## Stored data

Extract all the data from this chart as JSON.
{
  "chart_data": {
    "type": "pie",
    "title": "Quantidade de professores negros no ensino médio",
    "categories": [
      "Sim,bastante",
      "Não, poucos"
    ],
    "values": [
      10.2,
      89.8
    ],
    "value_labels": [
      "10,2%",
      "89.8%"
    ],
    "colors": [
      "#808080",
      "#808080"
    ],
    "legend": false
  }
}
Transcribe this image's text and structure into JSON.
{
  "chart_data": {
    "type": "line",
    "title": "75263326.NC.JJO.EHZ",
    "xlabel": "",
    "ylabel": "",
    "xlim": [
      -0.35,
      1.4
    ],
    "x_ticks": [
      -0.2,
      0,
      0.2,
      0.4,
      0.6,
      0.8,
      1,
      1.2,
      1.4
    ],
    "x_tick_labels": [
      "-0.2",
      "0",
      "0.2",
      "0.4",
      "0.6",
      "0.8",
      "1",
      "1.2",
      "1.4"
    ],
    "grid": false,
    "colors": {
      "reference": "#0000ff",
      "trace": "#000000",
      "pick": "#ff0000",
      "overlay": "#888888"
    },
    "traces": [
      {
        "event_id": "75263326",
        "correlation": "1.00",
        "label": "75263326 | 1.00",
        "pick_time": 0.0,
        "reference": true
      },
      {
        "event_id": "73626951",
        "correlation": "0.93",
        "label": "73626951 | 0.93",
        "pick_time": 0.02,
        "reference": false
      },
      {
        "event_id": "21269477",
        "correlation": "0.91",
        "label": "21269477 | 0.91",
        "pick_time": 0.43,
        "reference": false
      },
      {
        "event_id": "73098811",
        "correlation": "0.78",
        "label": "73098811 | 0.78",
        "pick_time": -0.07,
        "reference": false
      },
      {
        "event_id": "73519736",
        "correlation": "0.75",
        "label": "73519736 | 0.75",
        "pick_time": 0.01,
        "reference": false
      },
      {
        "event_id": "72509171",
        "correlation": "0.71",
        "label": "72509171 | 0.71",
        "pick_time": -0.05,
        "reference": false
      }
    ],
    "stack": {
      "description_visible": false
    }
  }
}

## AIM OF THE TASK
Review the preceding data and report every line that includes the string "title".

## ANSWER FOR THE TASK
    "title": "Quantidade de professores negros no ensino médio",
    "title": "75263326.NC.JJO.EHZ",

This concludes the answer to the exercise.